### [WHAT YOU HAVE TO DO]
Output nothing but the lines from the line with "Decode this image" through the end of the listing below, both ends included.
** Start of INPUT RECORDS **
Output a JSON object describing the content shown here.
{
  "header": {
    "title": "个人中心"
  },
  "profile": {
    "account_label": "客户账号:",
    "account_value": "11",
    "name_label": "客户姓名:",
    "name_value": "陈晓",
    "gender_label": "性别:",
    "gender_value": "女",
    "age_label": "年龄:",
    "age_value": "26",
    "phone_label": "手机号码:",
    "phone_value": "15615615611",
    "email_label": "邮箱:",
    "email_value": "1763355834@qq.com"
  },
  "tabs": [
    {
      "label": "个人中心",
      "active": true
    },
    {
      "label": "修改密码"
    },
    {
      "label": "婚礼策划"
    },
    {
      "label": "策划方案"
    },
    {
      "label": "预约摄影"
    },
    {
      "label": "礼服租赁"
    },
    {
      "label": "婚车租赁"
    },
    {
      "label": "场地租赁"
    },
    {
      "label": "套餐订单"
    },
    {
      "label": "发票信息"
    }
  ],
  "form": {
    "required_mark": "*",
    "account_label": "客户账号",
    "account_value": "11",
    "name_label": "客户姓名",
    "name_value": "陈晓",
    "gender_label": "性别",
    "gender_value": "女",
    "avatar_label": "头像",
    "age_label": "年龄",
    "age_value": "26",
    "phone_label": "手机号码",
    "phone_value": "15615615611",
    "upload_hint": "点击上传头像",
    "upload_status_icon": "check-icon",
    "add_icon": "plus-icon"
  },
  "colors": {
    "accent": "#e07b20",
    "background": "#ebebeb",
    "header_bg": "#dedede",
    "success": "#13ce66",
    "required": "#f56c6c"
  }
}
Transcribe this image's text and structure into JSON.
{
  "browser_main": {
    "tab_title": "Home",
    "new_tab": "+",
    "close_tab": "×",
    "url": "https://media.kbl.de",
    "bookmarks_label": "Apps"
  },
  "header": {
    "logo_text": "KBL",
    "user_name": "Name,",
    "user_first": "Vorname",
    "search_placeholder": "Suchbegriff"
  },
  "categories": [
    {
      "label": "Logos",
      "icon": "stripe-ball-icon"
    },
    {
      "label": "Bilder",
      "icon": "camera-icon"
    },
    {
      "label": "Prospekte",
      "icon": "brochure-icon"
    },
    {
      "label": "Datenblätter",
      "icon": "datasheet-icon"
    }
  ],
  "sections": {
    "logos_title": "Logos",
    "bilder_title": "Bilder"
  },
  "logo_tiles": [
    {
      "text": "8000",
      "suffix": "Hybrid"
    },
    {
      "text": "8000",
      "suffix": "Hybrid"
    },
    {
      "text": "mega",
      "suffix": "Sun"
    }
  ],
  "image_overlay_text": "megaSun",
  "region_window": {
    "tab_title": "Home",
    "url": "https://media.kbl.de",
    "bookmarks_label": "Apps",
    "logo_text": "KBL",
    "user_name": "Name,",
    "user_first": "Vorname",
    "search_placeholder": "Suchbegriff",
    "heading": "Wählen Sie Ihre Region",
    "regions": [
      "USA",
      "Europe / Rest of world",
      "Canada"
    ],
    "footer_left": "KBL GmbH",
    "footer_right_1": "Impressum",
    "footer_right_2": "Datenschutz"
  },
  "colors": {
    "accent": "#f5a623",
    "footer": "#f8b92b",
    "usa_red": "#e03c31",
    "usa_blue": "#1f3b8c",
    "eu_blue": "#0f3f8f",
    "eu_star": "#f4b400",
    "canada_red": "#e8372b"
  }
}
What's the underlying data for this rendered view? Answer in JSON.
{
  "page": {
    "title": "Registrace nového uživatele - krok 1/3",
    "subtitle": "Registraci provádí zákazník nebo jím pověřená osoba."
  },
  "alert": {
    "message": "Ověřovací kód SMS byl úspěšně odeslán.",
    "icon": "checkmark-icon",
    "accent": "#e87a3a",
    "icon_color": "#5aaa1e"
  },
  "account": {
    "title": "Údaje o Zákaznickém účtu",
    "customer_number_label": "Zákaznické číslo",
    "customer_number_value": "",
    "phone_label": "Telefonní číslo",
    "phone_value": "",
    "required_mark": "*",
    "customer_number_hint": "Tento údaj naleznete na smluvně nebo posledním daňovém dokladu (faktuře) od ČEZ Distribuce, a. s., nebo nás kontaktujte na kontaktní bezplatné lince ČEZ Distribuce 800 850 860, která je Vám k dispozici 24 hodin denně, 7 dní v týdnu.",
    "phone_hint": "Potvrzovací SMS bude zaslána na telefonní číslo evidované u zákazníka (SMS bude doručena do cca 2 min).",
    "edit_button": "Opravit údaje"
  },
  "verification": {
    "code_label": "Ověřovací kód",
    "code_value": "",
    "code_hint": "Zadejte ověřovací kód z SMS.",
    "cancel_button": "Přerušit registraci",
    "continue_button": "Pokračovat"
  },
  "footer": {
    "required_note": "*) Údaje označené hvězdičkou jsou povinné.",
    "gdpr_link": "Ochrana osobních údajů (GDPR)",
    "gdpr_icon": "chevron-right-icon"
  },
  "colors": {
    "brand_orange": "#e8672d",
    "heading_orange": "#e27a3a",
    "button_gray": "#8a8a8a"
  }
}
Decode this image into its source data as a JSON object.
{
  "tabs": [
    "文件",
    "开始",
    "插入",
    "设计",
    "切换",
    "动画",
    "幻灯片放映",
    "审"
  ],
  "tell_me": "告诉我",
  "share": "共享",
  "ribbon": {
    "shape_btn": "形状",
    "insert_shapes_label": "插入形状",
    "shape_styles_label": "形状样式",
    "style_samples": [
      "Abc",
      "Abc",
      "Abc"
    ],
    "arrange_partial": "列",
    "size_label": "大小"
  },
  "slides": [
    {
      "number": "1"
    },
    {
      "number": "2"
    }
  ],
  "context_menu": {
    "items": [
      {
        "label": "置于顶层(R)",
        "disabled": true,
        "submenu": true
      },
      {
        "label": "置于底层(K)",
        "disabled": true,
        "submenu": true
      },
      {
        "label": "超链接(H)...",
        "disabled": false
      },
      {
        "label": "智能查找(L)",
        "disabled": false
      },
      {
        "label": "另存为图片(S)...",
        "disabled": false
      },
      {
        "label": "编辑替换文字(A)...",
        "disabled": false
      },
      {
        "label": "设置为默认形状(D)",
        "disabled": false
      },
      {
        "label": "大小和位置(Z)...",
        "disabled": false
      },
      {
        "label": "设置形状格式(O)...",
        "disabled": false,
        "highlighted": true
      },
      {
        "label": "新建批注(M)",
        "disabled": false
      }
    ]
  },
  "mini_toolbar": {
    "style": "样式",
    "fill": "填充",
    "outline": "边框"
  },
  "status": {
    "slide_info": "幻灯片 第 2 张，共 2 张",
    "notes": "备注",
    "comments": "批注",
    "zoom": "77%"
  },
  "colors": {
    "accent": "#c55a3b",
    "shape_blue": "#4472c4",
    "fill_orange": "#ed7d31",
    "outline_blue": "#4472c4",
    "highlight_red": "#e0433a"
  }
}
** End of INPUT RECORDS **
### [REPLY]
Decode this image into its source data as a JSON object.
{
  "tabs": [
    "文件",
    "开始",
    "插入",
    "设计",
    "切换",
    "动画",
    "幻灯片放映",
    "审"
  ],
  "tell_me": "告诉我",
  "share": "共享",
  "ribbon": {
    "shape_btn": "形状",
    "insert_shapes_label": "插入形状",
    "shape_styles_label": "形状样式",
    "style_samples": [
      "Abc",
      "Abc",
      "Abc"
    ],
    "arrange_partial": "列",
    "size_label": "大小"
  },
  "slides": [
    {
      "number": "1"
    },
    {
      "number": "2"
    }
  ],
  "context_menu": {
    "items": [
      {
        "label": "置于顶层(R)",
        "disabled": true,
        "submenu": true
      },
      {
        "label": "置于底层(K)",
        "disabled": true,
        "submenu": true
      },
      {
        "label": "超链接(H)...",
        "disabled": false
      },
      {
        "label": "智能查找(L)",
        "disabled": false
      },
      {
        "label": "另存为图片(S)...",
        "disabled": false
      },
      {
        "label": "编辑替换文字(A)...",
        "disabled": false
      },
      {
        "label": "设置为默认形状(D)",
        "disabled": false
      },
      {
        "label": "大小和位置(Z)...",
        "disabled": false
      },
      {
        "label": "设置形状格式(O)...",
        "disabled": false,
        "highlighted": true
      },
      {
        "label": "新建批注(M)",
        "disabled": false
      }
    ]
  },
  "mini_toolbar": {
    "style": "样式",
    "fill": "填充",
    "outline": "边框"
  },
  "status": {
    "slide_info": "幻灯片 第 2 张，共 2 张",
    "notes": "备注",
    "comments": "批注",
    "zoom": "77%"
  },
  "colors": {
    "accent": "#c55a3b",
    "shape_blue": "#4472c4",
    "fill_orange": "#ed7d31",
    "outline_blue": "#4472c4",
    "highlight_red": "#e0433a"
  }
}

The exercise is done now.